## SET PROBLEM
Each line holding the word "mönstrande" counts once; give the total and nothing more.

## ROWS
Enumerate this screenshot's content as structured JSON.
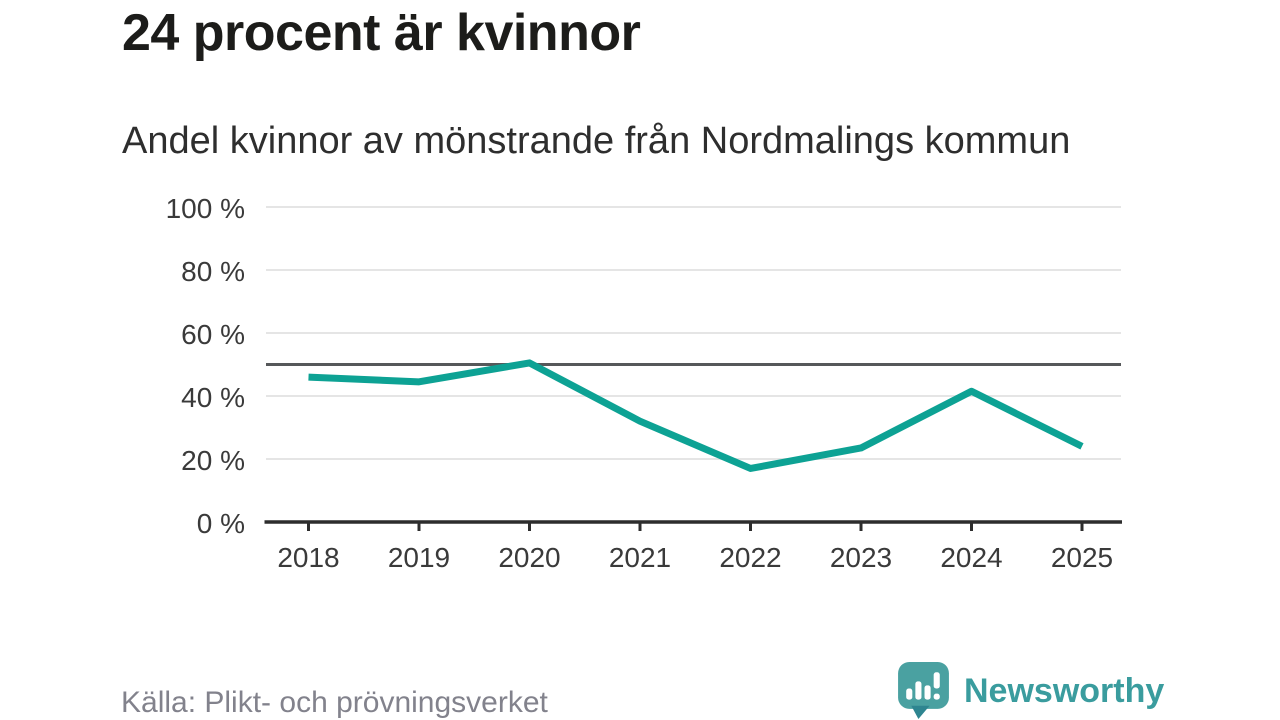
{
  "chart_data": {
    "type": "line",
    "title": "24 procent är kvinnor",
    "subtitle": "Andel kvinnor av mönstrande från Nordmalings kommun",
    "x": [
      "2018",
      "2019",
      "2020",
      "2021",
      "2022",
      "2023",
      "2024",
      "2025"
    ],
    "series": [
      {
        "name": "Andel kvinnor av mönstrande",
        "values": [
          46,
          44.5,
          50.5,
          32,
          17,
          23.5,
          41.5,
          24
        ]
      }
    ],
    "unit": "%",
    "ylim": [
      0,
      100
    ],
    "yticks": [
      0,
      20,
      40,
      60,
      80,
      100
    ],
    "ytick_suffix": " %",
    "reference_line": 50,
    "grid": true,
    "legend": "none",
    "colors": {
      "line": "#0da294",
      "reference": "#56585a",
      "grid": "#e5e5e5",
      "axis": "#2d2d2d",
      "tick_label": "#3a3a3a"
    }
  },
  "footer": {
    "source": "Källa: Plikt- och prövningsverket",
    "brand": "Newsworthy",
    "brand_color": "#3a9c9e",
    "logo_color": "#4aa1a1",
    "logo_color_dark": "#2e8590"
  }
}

--

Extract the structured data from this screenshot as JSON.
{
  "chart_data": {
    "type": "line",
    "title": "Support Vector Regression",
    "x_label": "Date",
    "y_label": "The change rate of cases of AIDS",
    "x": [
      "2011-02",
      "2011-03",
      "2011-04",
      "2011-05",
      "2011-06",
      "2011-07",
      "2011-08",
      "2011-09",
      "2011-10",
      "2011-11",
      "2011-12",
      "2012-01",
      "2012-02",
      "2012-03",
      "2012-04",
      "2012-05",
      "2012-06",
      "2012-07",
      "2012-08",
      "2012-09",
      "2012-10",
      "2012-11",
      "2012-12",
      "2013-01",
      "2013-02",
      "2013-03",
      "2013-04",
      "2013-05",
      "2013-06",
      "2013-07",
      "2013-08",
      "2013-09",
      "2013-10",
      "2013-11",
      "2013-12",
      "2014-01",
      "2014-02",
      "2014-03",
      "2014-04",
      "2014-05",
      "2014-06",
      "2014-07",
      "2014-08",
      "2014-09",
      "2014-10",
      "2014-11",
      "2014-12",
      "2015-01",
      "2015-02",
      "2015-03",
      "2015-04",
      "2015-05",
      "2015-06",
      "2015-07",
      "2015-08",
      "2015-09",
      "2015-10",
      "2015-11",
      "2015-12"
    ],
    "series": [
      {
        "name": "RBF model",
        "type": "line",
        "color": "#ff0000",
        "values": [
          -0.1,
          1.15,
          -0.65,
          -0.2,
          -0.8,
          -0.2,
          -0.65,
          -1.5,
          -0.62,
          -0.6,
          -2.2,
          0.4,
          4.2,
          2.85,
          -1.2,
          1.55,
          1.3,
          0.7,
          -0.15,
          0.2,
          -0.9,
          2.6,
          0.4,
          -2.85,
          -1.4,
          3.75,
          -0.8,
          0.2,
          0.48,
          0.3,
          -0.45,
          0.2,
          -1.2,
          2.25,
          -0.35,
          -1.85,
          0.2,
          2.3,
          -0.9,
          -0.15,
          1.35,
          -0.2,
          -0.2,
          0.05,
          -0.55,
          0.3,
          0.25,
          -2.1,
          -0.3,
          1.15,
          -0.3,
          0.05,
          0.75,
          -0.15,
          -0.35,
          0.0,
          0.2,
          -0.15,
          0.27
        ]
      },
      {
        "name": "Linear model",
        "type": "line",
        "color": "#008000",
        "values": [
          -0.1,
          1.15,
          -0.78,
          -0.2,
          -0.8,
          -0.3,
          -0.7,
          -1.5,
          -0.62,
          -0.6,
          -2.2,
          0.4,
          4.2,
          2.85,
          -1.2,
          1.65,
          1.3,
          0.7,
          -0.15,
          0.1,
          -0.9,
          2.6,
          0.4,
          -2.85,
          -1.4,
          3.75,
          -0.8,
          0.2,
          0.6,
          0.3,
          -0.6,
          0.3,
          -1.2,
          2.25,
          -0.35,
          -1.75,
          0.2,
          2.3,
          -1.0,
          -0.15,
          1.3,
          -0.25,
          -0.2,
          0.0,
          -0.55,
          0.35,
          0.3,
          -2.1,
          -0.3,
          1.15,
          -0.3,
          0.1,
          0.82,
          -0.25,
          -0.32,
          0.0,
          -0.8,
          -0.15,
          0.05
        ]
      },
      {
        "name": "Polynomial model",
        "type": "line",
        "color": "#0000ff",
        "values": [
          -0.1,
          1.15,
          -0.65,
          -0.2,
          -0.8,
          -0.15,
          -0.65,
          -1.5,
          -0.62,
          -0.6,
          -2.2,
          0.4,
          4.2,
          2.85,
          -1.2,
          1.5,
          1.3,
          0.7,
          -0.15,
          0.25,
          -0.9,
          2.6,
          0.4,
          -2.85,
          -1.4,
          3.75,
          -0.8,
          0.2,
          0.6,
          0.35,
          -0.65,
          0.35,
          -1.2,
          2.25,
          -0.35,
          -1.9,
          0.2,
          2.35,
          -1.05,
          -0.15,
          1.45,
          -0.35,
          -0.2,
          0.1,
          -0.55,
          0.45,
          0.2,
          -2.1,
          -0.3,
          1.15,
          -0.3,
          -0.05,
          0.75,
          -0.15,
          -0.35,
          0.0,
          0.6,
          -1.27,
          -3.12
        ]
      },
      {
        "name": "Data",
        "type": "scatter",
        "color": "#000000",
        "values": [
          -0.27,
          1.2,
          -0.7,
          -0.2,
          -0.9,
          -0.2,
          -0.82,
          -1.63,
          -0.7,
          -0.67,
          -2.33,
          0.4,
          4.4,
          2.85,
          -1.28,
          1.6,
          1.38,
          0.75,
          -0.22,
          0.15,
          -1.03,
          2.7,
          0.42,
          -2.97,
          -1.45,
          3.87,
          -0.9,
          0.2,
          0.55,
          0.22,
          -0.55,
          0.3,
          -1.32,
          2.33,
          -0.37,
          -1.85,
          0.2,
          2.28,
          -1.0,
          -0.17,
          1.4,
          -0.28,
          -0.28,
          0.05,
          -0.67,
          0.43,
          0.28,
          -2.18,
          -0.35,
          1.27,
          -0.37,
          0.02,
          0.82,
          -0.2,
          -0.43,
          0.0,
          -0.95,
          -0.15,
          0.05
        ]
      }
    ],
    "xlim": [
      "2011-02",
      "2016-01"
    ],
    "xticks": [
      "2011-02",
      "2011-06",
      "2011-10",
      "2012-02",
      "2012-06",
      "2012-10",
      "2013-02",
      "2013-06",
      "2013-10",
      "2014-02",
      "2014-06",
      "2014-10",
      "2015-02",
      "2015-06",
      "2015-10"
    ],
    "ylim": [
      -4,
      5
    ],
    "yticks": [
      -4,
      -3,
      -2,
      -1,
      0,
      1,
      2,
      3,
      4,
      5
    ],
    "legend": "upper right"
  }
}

## SOLUTION TO THIS PROBLEM
2